Consigne A:
Résumez en deux phrases le texte sur les barques et les filets qui figure plus bas.
Consigne B:
Poursuivez le texte sur les barques et les filets à partir de sa dernière phrase.

Texte:
Allégoriquement, ces deux barques figurent les Juifs et les Gentils regardés par le Seigneur qui est du côté des premiers, les circoncis (Ga 2, 8). Il connaît dans chaque peuple ceux qui sont à lui, et en les voyant sur le rivage, il les visite dans sa miséricorde et les conduit au port tranquille de la vie éternelle, le véritable havre de Grâce. Les pêcheurs sont les pasteurs qui nous prennent dans les filets de la foi, et nous amènent au rivage de la terre des vivants. Tantôt les pêcheurs jettent ces filets pour pêcher, tantôt ils les plient après les avoir lavés, parce que tous les temps ne sont pas également propres à recevoir la doctrine et le prédicateur doit aussi s’occuper de lui-même, prendre soin de son âme, creuser la capacité réceptive de sa vasque pour ensuite déverser aux fidèles comme un trop-plein ce qu’il a reçu de Dieu (« As-tu quelque chose sans l’avoir reçu ? » 1 Co 4, 7). Toutefois les filets s’entendent non pas comme un piège se refermant sur nous (Ps 65, 11) mais comme chez Osée 11, 4 (In funiculis Adam traham eos, in vinculis caritatis) : « par des cordelettes d’Adam, je les attirais, par des liens de charité ». Non pas à la manière d’une marionnette mais en tissant avec nous des liens d’amour, non pour nous entraver mais pour nous élever, pour n’avoir qu’un seul cœur et une seule âme (cor unum et anima una) entre nous, fils d’un même Père (Ac 4, 32).

Le Christ prêche depuis une chaire de saint Pierre s’éloigner un peu de la terre mais parlant un langage plein de modération et de pédagogie. Il ne faut à la fois pas prêcher une doctrine terrestre (Col 3, 1-2), mais se garder également de trop l’éloigner de la terre pour les profondeurs trop insondables des mystères. Mais cela signifie aussi deux moments de la prédication apostolique : d’abord annoncer l’Évangile aux peuples des pays voisins puis, par le ‘Duc in altum’ : « Avancez en pleine mer », prêcher aux nations plus éloignées.

L’obéissance de Pierre à la parole du Christ est exemplaire. Il pourrait être fatigué d’avoir porté le poids d’un long travail nocturne vain mais fait confiance malgré tout : « Maître, nous avons peiné toute la nuit sans rien prendre ; mais, sur ta parole, je vais jeter les filets » (v. 5). Il a compris qu’avant, c’était un effort humain, maintenant, c’est l’œuvre divine qui commence : « en dehors de moi, vous ne pouvez rien faire » (Jn 15, 5). Et le travail qu’ils accompliront sera de même accompagné de l’action de l’Esprit Saint : « quand vous avez reçu la parole de Dieu que nous vous faisions entendre, vous l’avez accueillie pour ce qu’elle est réellement, non pas une parole d’hommes, mais la parole de Dieu qui est à l’œuvre en vous, les croyants » (2 Th 2, 13).

Données:
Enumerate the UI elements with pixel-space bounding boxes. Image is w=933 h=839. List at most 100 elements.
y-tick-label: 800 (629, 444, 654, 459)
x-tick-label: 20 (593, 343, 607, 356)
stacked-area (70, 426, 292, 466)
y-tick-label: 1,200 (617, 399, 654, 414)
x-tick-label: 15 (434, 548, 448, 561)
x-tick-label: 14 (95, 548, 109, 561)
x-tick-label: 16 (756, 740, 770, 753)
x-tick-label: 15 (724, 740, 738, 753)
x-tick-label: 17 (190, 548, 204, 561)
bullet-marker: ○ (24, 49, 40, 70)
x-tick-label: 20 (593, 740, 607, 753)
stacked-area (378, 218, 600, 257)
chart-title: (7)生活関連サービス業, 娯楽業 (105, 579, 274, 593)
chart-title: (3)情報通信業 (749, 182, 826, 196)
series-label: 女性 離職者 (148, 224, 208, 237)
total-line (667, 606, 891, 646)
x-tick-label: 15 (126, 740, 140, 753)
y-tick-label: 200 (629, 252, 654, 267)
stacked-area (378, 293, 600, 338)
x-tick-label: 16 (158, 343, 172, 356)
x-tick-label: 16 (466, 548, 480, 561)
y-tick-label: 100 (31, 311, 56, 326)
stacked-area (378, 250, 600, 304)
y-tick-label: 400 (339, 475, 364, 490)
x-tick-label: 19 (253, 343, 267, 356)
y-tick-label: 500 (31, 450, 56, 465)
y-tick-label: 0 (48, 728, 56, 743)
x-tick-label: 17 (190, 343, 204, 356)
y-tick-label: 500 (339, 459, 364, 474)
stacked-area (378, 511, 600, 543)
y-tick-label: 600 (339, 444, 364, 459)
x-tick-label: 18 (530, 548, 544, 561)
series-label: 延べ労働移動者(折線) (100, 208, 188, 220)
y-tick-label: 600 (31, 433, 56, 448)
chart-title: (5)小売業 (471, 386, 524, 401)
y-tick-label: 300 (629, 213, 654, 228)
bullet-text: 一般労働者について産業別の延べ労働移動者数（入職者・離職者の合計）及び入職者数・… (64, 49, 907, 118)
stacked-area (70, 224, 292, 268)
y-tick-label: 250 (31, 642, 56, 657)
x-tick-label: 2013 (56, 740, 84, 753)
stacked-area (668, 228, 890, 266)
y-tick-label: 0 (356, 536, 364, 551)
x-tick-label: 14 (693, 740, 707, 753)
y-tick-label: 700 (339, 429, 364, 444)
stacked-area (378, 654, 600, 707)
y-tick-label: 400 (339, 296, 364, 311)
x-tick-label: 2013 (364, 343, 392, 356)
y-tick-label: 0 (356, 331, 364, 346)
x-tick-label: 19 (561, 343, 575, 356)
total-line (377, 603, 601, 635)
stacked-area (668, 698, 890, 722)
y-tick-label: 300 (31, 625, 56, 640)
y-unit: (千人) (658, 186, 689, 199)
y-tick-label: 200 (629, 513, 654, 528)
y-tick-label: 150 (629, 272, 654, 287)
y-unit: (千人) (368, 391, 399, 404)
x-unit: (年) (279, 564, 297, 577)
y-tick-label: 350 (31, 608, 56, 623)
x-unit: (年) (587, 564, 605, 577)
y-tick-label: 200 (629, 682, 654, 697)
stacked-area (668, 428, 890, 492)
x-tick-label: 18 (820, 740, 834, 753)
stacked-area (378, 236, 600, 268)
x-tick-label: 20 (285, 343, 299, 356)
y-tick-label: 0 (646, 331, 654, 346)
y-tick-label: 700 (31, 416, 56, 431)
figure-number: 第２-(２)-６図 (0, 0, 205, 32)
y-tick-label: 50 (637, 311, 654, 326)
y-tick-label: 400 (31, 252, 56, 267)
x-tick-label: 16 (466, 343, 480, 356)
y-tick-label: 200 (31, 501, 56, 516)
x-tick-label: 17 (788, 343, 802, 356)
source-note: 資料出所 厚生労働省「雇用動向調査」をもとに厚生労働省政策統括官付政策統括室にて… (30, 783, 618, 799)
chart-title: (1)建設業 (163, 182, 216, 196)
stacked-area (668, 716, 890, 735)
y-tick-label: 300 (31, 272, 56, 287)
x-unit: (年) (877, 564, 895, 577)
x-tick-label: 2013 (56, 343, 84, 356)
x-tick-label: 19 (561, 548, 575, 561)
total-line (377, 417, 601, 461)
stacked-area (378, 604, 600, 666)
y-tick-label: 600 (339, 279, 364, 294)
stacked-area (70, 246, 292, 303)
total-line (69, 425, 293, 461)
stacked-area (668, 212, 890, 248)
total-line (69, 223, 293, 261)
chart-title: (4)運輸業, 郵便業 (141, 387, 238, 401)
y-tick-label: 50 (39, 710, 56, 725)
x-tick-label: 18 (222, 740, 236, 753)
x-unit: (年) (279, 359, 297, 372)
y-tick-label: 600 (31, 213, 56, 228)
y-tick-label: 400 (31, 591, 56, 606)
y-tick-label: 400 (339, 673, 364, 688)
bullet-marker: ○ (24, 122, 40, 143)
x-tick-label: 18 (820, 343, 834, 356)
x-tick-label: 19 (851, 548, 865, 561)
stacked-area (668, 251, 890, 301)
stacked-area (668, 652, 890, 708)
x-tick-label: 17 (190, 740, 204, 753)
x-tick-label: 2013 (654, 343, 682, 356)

Réponse A:
Les deux barques figurent les Juifs et les Gentils, et les pêcheurs sont les pasteurs qui nous prennent dans les filets de la foi, ces filets s'entendant comme des liens de charité et non comme un piège. Le Christ prêche en s'éloignant un peu de la terre avec modération et pédagogie, et Pierre, bien qu'ayant peiné toute la nuit sans rien prendre, jette les filets sur sa parole, car c'est désormais l'œuvre divine qui commence.

Réponse B:
Cette pêche miraculeuse désigne au-delà du rassasiement de l’appétit humain, la promesse de grandes conversions à l’Évangile. Peut-être que les filets menaçant de rompre (v. 6), au contraire de l’autre scène de pêche miraculeuse (Jn 21, 6), annoncent-ils le risque d’une paix et unité rompues déchirant l’Église en coupant le lien avec Dieu (péché mortel) par les schismes et les hérésies. À moins que ces deux barques ne désignent l’Église des Gentils venue suppléer à l’insuffisance de la synagogue qui n’a pas fourni le nombre des élus et Dieu répandit la grâce de la foi dans le cœur des Gentils.

  1. Que l’Église sépare le pur de l’impur

La devise de la commune parisienne du ‘Fluctuat nec mergitur’ (il est agité par les flots mais ne sombre pas) pourrait très bien s’inspirer de l’image biblique de la barque ou nef de l’Église submergée par les flots prenant l’eau de toutes parts (méditation du chemin de Croix par le cardinal J. Ratzinger et messe d’entrée en conclave du 19 avril 2005).

Pierre, admire étymologiquement en étant mis en contact (ad) d’un miracle (mirum). Comprenant que le Christ était Dieu, il confessa humblement sa nature humaine pécheresse. Il exprime là le don de la crainte, l’un des sept conféré par l’Esprit Saint : « Simon-Pierre tomba aux genoux de Jésus, en disant : ‘Éloigne-toi de moi, Seigneur, car je suis un homme pécheur’ » (v. 8).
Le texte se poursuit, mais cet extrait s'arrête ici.